TASK OBJECTIVE:
Type out every line below exactly as it reads.

[Stored items from a collection]
* * * * *
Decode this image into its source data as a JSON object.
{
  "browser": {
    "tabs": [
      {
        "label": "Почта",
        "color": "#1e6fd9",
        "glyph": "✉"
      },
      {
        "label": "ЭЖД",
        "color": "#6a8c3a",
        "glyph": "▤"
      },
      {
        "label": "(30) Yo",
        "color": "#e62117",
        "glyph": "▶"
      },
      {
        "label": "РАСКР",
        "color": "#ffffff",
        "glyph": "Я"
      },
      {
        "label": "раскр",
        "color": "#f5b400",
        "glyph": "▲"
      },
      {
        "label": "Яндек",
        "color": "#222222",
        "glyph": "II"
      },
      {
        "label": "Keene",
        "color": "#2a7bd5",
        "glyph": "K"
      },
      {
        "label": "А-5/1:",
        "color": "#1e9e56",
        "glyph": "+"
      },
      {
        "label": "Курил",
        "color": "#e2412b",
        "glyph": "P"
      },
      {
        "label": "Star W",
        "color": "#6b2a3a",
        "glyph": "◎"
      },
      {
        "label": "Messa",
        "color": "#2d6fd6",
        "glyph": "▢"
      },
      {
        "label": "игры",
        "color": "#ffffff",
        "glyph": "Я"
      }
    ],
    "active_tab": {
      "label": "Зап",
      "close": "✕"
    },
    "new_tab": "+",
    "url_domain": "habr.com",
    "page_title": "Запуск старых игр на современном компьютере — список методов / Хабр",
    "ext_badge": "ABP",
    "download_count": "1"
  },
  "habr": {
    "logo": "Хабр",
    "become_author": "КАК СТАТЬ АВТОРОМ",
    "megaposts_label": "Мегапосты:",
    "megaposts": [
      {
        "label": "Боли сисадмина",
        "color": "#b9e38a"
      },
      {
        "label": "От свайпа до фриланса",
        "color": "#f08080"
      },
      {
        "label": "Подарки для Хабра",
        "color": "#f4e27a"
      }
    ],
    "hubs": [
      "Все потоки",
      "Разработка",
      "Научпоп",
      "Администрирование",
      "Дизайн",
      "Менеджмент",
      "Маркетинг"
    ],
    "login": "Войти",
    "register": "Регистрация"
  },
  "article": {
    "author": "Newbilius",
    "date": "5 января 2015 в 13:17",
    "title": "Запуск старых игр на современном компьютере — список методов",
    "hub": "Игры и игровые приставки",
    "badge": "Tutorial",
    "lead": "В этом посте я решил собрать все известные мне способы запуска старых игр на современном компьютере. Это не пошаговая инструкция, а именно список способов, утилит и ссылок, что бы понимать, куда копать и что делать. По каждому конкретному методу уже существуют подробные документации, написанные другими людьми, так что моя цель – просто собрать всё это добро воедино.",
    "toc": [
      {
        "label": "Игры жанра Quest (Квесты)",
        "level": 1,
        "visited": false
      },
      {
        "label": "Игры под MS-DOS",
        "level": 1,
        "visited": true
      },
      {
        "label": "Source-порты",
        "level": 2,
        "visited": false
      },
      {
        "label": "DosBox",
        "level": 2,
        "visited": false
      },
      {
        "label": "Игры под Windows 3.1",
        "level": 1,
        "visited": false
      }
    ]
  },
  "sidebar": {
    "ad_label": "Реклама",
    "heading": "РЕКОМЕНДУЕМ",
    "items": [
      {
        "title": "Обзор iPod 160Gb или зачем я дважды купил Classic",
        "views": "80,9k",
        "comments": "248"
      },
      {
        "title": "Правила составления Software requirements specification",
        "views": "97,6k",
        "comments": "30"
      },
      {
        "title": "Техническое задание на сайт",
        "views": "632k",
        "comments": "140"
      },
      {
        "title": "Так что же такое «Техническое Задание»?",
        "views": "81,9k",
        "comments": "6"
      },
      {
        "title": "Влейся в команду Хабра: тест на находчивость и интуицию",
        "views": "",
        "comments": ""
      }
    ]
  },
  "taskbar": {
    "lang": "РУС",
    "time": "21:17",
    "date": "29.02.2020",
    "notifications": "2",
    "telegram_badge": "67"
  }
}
* * * * *
SOLUTION:
Decode this image into its source data as a JSON object.
{
  "browser": {
    "tabs": [
      {
        "label": "Почта",
        "color": "#1e6fd9",
        "glyph": "✉"
      },
      {
        "label": "ЭЖД",
        "color": "#6a8c3a",
        "glyph": "▤"
      },
      {
        "label": "(30) Yo",
        "color": "#e62117",
        "glyph": "▶"
      },
      {
        "label": "РАСКР",
        "color": "#ffffff",
        "glyph": "Я"
      },
      {
        "label": "раскр",
        "color": "#f5b400",
        "glyph": "▲"
      },
      {
        "label": "Яндек",
        "color": "#222222",
        "glyph": "II"
      },
      {
        "label": "Keene",
        "color": "#2a7bd5",
        "glyph": "K"
      },
      {
        "label": "А-5/1:",
        "color": "#1e9e56",
        "glyph": "+"
      },
      {
        "label": "Курил",
        "color": "#e2412b",
        "glyph": "P"
      },
      {
        "label": "Star W",
        "color": "#6b2a3a",
        "glyph": "◎"
      },
      {
        "label": "Messa",
        "color": "#2d6fd6",
        "glyph": "▢"
      },
      {
        "label": "игры",
        "color": "#ffffff",
        "glyph": "Я"
      }
    ],
    "active_tab": {
      "label": "Зап",
      "close": "✕"
    },
    "new_tab": "+",
    "url_domain": "habr.com",
    "page_title": "Запуск старых игр на современном компьютере — список методов / Хабр",
    "ext_badge": "ABP",
    "download_count": "1"
  },
  "habr": {
    "logo": "Хабр",
    "become_author": "КАК СТАТЬ АВТОРОМ",
    "megaposts_label": "Мегапосты:",
    "megaposts": [
      {
        "label": "Боли сисадмина",
        "color": "#b9e38a"
      },
      {
        "label": "От свайпа до фриланса",
        "color": "#f08080"
      },
      {
        "label": "Подарки для Хабра",
        "color": "#f4e27a"
      }
    ],
    "hubs": [
      "Все потоки",
      "Разработка",
      "Научпоп",
      "Администрирование",
      "Дизайн",
      "Менеджмент",
      "Маркетинг"
    ],
    "login": "Войти",
    "register": "Регистрация"
  },
  "article": {
    "author": "Newbilius",
    "date": "5 января 2015 в 13:17",
    "title": "Запуск старых игр на современном компьютере — список методов",
    "hub": "Игры и игровые приставки",
    "badge": "Tutorial",
    "lead": "В этом посте я решил собрать все известные мне способы запуска старых игр на современном компьютере. Это не пошаговая инструкция, а именно список способов, утилит и ссылок, что бы понимать, куда копать и что делать. По каждому конкретному методу уже существуют подробные документации, написанные другими людьми, так что моя цель – просто собрать всё это добро воедино.",
    "toc": [
      {
        "label": "Игры жанра Quest (Квесты)",
        "level": 1,
        "visited": false
      },
      {
        "label": "Игры под MS-DOS",
        "level": 1,
        "visited": true
      },
      {
        "label": "Source-порты",
        "level": 2,
        "visited": false
      },
      {
        "label": "DosBox",
        "level": 2,
        "visited": false
      },
      {
        "label": "Игры под Windows 3.1",
        "level": 1,
        "visited": false
      }
    ]
  },
  "sidebar": {
    "ad_label": "Реклама",
    "heading": "РЕКОМЕНДУЕМ",
    "items": [
      {
        "title": "Обзор iPod 160Gb или зачем я дважды купил Classic",
        "views": "80,9k",
        "comments": "248"
      },
      {
        "title": "Правила составления Software requirements specification",
        "views": "97,6k",
        "comments": "30"
      },
      {
        "title": "Техническое задание на сайт",
        "views": "632k",
        "comments": "140"
      },
      {
        "title": "Так что же такое «Техническое Задание»?",
        "views": "81,9k",
        "comments": "6"
      },
      {
        "title": "Влейся в команду Хабра: тест на находчивость и интуицию",
        "views": "",
        "comments": ""
      }
    ]
  },
  "taskbar": {
    "lang": "РУС",
    "time": "21:17",
    "date": "29.02.2020",
    "notifications": "2",
    "telegram_badge": "67"
  }
}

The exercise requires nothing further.